►
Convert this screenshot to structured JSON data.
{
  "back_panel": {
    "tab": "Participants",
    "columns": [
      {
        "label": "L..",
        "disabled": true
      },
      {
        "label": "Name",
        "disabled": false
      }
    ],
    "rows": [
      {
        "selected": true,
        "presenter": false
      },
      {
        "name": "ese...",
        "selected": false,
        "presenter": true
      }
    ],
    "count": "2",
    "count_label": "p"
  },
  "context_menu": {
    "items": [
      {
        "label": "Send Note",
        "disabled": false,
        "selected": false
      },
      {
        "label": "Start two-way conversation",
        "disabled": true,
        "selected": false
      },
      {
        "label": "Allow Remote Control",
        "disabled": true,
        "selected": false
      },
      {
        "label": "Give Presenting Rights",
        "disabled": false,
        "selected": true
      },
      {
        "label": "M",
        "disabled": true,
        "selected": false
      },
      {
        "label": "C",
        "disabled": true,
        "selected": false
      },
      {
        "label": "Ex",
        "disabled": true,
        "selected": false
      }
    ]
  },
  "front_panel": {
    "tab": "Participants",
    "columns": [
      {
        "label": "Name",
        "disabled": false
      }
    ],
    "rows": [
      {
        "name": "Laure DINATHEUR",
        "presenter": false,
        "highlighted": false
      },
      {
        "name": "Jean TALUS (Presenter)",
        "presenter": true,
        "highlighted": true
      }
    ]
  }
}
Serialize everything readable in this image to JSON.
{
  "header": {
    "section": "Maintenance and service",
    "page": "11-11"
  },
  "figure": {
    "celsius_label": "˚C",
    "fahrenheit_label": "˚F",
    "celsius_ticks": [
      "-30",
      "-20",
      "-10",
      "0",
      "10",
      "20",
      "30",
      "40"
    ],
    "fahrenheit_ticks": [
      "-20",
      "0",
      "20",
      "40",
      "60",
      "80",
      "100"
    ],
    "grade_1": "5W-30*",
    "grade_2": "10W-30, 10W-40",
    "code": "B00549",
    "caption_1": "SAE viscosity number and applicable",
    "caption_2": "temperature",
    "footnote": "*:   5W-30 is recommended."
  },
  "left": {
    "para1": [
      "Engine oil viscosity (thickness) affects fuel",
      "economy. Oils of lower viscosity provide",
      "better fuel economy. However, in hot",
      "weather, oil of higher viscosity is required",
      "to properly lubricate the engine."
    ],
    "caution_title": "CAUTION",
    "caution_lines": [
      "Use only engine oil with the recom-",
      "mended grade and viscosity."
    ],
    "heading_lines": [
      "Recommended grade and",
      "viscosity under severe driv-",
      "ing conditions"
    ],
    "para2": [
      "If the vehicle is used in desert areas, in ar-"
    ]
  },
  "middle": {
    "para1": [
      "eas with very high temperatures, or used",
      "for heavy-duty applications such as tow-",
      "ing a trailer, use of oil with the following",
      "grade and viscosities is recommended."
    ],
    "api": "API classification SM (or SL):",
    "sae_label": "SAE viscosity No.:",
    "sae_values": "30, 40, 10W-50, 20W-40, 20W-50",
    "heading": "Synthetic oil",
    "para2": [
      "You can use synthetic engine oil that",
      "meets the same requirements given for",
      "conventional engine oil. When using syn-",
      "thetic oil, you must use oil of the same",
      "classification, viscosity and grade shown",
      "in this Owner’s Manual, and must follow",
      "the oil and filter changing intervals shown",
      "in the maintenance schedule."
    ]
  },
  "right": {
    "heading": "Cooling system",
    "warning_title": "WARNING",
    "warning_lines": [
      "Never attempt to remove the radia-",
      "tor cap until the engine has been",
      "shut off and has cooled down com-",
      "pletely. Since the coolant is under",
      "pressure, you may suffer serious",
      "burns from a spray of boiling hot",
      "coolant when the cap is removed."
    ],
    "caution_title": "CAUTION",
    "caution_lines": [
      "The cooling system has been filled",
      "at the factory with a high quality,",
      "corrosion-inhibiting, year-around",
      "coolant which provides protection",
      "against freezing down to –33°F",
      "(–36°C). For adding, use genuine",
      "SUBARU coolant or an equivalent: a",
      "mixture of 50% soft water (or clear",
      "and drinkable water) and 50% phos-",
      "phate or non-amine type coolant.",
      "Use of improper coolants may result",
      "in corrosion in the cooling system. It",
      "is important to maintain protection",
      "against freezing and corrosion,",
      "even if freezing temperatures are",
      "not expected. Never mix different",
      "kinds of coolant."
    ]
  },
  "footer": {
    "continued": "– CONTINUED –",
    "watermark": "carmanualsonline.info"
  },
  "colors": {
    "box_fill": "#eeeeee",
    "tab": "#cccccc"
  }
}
◄
WORK INSTRUCTIONS:
Make an exact copy of all the data.

EXPECTED OUTPUT:
Convert this screenshot to structured JSON data.
{
  "back_panel": {
    "tab": "Participants",
    "columns": [
      {
        "label": "L..",
        "disabled": true
      },
      {
        "label": "Name",
        "disabled": false
      }
    ],
    "rows": [
      {
        "selected": true,
        "presenter": false
      },
      {
        "name": "ese...",
        "selected": false,
        "presenter": true
      }
    ],
    "count": "2",
    "count_label": "p"
  },
  "context_menu": {
    "items": [
      {
        "label": "Send Note",
        "disabled": false,
        "selected": false
      },
      {
        "label": "Start two-way conversation",
        "disabled": true,
        "selected": false
      },
      {
        "label": "Allow Remote Control",
        "disabled": true,
        "selected": false
      },
      {
        "label": "Give Presenting Rights",
        "disabled": false,
        "selected": true
      },
      {
        "label": "M",
        "disabled": true,
        "selected": false
      },
      {
        "label": "C",
        "disabled": true,
        "selected": false
      },
      {
        "label": "Ex",
        "disabled": true,
        "selected": false
      }
    ]
  },
  "front_panel": {
    "tab": "Participants",
    "columns": [
      {
        "label": "Name",
        "disabled": false
      }
    ],
    "rows": [
      {
        "name": "Laure DINATHEUR",
        "presenter": false,
        "highlighted": false
      },
      {
        "name": "Jean TALUS (Presenter)",
        "presenter": true,
        "highlighted": true
      }
    ]
  }
}
Serialize everything readable in this image to JSON.
{
  "header": {
    "section": "Maintenance and service",
    "page": "11-11"
  },
  "figure": {
    "celsius_label": "˚C",
    "fahrenheit_label": "˚F",
    "celsius_ticks": [
      "-30",
      "-20",
      "-10",
      "0",
      "10",
      "20",
      "30",
      "40"
    ],
    "fahrenheit_ticks": [
      "-20",
      "0",
      "20",
      "40",
      "60",
      "80",
      "100"
    ],
    "grade_1": "5W-30*",
    "grade_2": "10W-30, 10W-40",
    "code": "B00549",
    "caption_1": "SAE viscosity number and applicable",
    "caption_2": "temperature",
    "footnote": "*:   5W-30 is recommended."
  },
  "left": {
    "para1": [
      "Engine oil viscosity (thickness) affects fuel",
      "economy. Oils of lower viscosity provide",
      "better fuel economy. However, in hot",
      "weather, oil of higher viscosity is required",
      "to properly lubricate the engine."
    ],
    "caution_title": "CAUTION",
    "caution_lines": [
      "Use only engine oil with the recom-",
      "mended grade and viscosity."
    ],
    "heading_lines": [
      "Recommended grade and",
      "viscosity under severe driv-",
      "ing conditions"
    ],
    "para2": [
      "If the vehicle is used in desert areas, in ar-"
    ]
  },
  "middle": {
    "para1": [
      "eas with very high temperatures, or used",
      "for heavy-duty applications such as tow-",
      "ing a trailer, use of oil with the following",
      "grade and viscosities is recommended."
    ],
    "api": "API classification SM (or SL):",
    "sae_label": "SAE viscosity No.:",
    "sae_values": "30, 40, 10W-50, 20W-40, 20W-50",
    "heading": "Synthetic oil",
    "para2": [
      "You can use synthetic engine oil that",
      "meets the same requirements given for",
      "conventional engine oil. When using syn-",
      "thetic oil, you must use oil of the same",
      "classification, viscosity and grade shown",
      "in this Owner’s Manual, and must follow",
      "the oil and filter changing intervals shown",
      "in the maintenance schedule."
    ]
  },
  "right": {
    "heading": "Cooling system",
    "warning_title": "WARNING",
    "warning_lines": [
      "Never attempt to remove the radia-",
      "tor cap until the engine has been",
      "shut off and has cooled down com-",
      "pletely. Since the coolant is under",
      "pressure, you may suffer serious",
      "burns from a spray of boiling hot",
      "coolant when the cap is removed."
    ],
    "caution_title": "CAUTION",
    "caution_lines": [
      "The cooling system has been filled",
      "at the factory with a high quality,",
      "corrosion-inhibiting, year-around",
      "coolant which provides protection",
      "against freezing down to –33°F",
      "(–36°C). For adding, use genuine",
      "SUBARU coolant or an equivalent: a",
      "mixture of 50% soft water (or clear",
      "and drinkable water) and 50% phos-",
      "phate or non-amine type coolant.",
      "Use of improper coolants may result",
      "in corrosion in the cooling system. It",
      "is important to maintain protection",
      "against freezing and corrosion,",
      "even if freezing temperatures are",
      "not expected. Never mix different",
      "kinds of coolant."
    ]
  },
  "footer": {
    "continued": "– CONTINUED –",
    "watermark": "carmanualsonline.info"
  },
  "colors": {
    "box_fill": "#eeeeee",
    "tab": "#cccccc"
  }
}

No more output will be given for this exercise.